Records for the exercise
+---+
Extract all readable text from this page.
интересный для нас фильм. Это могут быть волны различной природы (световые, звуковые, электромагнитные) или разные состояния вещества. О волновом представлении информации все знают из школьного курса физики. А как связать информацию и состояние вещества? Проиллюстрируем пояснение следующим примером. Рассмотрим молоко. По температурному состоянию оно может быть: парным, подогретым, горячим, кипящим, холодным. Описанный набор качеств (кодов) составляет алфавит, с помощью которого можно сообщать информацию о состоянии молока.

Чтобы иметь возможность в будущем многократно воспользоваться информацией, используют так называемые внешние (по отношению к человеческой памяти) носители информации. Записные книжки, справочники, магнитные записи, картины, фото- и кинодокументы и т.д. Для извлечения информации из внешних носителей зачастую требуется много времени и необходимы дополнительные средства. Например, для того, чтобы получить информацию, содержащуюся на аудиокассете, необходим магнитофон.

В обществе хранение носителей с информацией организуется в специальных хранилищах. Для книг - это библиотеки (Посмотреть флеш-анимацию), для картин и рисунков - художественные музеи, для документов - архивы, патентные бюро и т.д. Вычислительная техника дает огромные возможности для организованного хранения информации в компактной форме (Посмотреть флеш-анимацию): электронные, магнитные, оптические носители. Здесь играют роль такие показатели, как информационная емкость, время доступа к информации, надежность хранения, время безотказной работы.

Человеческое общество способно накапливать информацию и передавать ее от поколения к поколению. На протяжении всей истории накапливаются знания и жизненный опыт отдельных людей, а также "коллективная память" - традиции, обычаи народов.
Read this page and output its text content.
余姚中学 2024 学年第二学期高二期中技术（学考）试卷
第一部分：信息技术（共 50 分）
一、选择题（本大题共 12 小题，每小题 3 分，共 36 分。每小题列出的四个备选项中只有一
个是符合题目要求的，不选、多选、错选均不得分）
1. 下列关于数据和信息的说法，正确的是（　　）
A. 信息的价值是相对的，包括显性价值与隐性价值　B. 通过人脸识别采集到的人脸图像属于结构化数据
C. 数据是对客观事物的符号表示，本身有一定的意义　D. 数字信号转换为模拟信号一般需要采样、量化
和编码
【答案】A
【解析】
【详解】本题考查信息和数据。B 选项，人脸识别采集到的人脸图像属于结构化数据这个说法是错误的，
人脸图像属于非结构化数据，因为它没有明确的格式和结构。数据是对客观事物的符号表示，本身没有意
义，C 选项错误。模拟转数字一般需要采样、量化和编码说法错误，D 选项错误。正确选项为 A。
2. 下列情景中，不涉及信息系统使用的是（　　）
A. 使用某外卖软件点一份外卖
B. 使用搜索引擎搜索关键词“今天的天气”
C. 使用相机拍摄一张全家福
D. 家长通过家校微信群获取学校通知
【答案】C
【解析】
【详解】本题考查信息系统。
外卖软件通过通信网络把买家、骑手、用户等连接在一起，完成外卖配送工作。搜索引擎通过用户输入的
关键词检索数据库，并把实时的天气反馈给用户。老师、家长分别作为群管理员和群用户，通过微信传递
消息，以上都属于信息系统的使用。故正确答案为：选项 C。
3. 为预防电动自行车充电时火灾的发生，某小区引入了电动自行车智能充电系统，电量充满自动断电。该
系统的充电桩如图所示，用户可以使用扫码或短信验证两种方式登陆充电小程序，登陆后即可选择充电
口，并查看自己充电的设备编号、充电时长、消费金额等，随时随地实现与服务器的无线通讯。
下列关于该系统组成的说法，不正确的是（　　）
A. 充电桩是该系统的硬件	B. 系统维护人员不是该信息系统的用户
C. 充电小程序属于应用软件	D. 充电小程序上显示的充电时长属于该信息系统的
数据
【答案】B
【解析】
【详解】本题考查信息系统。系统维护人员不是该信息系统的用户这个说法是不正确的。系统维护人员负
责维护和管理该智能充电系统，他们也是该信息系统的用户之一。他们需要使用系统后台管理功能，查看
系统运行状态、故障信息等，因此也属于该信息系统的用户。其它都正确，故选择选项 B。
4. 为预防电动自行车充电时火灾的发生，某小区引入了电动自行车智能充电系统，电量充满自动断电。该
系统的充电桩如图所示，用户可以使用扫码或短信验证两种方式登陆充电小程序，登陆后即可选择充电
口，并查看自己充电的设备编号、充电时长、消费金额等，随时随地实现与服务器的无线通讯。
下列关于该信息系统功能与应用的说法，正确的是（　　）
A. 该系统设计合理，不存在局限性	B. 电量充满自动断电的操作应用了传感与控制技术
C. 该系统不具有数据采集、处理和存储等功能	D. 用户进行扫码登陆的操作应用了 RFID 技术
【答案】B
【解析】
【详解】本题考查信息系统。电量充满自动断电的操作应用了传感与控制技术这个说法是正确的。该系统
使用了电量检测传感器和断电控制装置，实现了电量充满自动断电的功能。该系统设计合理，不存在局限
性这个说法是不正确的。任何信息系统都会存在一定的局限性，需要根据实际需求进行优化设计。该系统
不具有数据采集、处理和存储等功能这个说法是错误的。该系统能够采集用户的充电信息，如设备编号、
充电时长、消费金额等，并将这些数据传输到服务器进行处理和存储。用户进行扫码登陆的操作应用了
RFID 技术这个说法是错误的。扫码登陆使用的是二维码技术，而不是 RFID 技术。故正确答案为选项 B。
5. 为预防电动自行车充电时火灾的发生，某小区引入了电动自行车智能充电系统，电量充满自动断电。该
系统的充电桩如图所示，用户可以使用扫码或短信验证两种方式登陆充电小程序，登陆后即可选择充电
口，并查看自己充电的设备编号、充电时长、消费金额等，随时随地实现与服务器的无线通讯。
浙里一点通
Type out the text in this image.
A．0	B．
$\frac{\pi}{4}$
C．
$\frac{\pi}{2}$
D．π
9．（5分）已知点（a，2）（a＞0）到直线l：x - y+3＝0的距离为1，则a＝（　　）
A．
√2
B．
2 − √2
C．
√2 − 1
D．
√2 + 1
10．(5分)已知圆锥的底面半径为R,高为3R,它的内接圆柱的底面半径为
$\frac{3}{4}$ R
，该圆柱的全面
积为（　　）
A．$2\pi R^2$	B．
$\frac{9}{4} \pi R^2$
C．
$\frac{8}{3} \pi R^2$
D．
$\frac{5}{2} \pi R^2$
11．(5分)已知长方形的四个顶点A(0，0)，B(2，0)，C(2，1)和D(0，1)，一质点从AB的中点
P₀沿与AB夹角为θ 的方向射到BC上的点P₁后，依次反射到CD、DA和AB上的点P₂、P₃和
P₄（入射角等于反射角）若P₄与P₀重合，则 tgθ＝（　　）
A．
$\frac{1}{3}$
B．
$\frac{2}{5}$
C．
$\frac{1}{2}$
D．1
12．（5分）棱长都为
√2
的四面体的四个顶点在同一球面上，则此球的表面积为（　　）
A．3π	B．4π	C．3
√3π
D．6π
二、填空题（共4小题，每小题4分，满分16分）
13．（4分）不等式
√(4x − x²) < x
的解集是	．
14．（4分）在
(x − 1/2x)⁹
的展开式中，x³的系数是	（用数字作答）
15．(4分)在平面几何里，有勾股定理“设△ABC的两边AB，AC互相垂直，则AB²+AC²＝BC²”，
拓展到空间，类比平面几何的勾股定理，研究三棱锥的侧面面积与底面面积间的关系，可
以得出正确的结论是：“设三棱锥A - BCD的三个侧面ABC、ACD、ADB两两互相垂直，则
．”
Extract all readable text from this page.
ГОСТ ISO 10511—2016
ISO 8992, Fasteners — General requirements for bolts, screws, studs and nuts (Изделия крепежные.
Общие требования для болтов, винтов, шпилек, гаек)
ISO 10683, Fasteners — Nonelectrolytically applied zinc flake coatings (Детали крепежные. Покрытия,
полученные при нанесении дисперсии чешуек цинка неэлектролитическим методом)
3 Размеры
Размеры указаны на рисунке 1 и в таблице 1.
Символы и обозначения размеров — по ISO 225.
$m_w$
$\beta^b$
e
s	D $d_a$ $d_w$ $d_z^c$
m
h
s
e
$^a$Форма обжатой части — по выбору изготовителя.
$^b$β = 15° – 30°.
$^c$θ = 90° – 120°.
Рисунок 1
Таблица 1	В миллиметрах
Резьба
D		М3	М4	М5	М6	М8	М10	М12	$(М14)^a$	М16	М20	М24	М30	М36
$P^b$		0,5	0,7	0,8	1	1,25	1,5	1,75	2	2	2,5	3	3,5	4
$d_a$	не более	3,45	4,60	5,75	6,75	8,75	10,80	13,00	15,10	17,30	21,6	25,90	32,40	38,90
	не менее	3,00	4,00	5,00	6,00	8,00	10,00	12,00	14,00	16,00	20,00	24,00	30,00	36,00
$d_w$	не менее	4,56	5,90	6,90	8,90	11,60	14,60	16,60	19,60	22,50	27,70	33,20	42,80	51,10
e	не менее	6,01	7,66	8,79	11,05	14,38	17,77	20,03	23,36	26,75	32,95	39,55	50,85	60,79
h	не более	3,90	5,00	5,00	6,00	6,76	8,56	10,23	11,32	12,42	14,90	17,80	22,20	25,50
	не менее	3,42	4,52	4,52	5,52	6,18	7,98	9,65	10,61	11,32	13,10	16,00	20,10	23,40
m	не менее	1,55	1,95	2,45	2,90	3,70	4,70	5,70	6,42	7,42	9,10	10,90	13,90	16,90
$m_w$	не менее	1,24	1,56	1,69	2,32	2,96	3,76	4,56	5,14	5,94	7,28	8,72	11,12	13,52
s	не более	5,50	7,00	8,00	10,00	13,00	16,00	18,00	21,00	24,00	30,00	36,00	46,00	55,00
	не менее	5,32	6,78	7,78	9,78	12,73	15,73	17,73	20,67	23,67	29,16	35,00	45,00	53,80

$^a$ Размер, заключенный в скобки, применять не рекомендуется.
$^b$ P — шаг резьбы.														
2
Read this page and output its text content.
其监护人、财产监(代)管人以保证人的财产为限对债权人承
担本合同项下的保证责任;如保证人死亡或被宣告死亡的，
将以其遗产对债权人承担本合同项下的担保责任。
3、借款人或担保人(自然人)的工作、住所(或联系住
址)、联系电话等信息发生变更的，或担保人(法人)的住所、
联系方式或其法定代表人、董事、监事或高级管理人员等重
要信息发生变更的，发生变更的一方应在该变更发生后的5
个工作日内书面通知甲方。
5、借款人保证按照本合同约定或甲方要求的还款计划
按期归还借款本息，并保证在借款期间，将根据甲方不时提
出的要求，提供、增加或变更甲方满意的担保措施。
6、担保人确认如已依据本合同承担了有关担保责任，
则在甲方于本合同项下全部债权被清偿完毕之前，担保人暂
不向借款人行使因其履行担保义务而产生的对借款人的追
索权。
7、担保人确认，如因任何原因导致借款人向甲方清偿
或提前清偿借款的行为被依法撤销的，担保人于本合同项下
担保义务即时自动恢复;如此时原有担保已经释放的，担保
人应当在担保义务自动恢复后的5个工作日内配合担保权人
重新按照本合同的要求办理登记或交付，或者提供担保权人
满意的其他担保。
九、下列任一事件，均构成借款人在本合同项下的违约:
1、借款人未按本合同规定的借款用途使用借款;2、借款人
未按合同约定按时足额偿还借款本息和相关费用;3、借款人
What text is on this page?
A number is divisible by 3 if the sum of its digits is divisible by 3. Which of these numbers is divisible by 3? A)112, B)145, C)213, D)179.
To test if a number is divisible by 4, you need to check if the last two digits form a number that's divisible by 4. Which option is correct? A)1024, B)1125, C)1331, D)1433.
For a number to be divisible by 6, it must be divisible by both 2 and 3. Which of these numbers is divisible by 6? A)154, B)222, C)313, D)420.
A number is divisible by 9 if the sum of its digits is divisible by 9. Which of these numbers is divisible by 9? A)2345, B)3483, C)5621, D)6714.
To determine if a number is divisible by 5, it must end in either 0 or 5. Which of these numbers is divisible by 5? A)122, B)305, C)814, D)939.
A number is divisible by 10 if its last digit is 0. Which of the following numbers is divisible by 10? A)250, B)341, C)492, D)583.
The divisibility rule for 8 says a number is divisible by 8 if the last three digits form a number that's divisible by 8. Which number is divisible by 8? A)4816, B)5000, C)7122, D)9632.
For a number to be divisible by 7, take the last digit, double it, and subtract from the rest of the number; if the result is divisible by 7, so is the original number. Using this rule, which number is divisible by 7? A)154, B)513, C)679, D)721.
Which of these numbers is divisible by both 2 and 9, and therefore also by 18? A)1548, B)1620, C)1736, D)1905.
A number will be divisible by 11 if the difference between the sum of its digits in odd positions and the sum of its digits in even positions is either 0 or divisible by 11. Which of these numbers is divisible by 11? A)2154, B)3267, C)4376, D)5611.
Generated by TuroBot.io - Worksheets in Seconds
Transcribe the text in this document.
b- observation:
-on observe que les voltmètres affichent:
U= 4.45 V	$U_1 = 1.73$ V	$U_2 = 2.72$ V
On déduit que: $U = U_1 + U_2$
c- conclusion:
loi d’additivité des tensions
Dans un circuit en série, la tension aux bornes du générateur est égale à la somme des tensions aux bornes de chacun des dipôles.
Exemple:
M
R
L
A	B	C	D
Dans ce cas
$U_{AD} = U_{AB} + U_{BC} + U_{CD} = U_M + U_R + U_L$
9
+---+
Task instructions
Report how many lines of the data hold the string "该系统设计合理"; give only the number.

Reply to the task
2